**Work to be completed:**
Which lines hold the word "идеи"? Copy each one.

[Data items]
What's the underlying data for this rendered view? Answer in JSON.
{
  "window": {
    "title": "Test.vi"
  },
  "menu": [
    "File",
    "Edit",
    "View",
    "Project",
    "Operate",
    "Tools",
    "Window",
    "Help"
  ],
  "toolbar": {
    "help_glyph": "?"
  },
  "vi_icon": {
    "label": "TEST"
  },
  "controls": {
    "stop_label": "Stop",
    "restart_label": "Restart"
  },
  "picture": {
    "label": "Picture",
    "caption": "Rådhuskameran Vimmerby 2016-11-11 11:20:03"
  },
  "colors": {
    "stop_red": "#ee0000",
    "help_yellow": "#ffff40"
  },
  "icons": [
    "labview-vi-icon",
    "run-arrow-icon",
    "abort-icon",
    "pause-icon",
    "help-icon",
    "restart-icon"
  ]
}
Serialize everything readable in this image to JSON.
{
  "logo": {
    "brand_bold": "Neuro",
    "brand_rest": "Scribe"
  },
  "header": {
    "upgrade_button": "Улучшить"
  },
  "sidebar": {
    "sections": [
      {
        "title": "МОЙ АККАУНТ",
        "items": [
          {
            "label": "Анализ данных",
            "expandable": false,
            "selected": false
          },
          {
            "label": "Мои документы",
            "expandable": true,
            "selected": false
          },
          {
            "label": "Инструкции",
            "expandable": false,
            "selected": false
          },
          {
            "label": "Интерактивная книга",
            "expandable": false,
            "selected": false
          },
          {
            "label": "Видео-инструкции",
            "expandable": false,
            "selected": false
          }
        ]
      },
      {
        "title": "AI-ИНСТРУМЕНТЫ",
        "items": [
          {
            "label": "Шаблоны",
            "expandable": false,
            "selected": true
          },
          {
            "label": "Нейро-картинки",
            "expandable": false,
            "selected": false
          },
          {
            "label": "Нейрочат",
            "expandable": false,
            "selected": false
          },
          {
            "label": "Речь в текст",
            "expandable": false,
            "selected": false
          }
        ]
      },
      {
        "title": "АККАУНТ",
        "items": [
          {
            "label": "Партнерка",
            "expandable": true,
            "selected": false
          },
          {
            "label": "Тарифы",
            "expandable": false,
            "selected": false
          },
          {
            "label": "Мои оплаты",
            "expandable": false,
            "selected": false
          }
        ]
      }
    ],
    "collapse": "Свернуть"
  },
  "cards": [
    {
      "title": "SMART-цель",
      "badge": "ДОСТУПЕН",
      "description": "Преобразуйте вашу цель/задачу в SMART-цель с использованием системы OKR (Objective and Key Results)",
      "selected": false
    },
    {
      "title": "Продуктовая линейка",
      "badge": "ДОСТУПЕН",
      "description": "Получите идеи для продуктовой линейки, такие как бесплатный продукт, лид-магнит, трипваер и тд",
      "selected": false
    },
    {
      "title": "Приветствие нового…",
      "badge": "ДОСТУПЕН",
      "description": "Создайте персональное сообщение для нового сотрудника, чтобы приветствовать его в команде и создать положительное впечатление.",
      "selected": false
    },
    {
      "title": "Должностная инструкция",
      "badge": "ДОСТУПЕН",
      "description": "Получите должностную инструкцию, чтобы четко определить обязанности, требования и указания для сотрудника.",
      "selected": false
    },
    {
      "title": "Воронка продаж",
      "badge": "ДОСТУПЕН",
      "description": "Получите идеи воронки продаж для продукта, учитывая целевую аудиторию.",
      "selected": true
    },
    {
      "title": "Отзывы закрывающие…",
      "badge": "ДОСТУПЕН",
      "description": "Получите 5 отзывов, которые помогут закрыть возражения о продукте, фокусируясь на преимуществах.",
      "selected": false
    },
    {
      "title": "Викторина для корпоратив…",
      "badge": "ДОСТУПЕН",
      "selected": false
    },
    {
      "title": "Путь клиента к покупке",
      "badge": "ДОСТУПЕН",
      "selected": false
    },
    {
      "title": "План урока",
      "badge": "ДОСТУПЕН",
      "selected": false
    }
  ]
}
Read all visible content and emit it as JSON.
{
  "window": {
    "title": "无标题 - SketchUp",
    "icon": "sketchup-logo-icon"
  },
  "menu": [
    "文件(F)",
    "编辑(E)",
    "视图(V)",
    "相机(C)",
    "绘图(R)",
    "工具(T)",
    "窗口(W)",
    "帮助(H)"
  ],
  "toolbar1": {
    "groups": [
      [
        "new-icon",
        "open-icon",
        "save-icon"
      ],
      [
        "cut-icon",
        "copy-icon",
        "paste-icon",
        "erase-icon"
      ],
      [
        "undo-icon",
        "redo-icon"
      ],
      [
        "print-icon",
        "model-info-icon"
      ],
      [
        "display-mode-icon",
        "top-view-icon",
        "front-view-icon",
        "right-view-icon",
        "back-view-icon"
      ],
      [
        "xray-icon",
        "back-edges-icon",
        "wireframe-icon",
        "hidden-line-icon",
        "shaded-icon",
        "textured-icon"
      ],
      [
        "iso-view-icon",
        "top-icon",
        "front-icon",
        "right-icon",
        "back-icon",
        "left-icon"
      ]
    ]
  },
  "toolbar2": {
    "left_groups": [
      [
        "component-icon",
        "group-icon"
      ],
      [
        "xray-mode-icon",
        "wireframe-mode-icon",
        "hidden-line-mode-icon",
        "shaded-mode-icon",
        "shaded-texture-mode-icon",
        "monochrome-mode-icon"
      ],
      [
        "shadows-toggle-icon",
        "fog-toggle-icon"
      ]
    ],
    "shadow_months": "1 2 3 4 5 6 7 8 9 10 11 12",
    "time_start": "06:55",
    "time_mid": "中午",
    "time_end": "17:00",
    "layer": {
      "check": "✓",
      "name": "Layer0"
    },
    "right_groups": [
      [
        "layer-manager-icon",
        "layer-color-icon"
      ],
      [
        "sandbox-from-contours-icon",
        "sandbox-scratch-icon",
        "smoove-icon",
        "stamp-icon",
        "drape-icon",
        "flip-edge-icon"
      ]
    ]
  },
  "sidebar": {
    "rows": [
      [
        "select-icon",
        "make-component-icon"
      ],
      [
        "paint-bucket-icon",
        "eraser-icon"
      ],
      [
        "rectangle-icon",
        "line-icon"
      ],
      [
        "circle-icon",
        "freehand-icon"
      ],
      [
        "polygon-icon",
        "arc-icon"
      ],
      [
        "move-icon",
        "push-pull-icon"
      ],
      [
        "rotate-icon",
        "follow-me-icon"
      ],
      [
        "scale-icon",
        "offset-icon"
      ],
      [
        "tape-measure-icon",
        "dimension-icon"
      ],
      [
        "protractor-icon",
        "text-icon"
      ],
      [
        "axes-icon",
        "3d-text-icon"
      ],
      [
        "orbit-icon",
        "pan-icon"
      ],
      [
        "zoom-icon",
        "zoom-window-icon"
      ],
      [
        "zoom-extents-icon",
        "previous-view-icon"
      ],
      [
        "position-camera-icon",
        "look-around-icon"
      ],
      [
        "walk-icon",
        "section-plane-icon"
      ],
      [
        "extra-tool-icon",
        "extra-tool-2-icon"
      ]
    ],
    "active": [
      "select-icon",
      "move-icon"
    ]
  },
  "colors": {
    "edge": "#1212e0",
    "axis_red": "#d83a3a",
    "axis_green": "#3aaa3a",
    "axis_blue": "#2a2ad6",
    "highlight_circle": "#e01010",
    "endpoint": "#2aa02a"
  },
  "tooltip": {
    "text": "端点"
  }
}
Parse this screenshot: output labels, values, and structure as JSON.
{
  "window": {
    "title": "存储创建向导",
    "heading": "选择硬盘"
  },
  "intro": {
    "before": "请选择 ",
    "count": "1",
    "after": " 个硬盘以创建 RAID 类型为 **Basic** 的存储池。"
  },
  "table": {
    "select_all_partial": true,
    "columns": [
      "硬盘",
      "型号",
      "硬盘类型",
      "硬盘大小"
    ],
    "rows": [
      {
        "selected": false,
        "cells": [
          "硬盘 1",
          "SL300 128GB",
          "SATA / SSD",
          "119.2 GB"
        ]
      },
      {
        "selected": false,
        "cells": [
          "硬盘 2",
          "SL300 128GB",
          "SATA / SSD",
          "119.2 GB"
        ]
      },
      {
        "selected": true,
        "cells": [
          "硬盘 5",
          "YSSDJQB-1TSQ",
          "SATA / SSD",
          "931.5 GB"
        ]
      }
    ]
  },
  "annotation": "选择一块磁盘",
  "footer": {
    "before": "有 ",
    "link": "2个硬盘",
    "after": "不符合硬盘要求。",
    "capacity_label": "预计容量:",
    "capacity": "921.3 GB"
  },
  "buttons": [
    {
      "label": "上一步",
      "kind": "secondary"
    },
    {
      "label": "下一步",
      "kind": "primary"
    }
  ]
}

**Correct output:**
      "description": "Получите идеи для продуктовой линейки, такие как бесплатный продукт, лид-магнит, трипваер и тд",
      "description": "Получите идеи воронки продаж для продукта, учитывая целевую аудиторию.",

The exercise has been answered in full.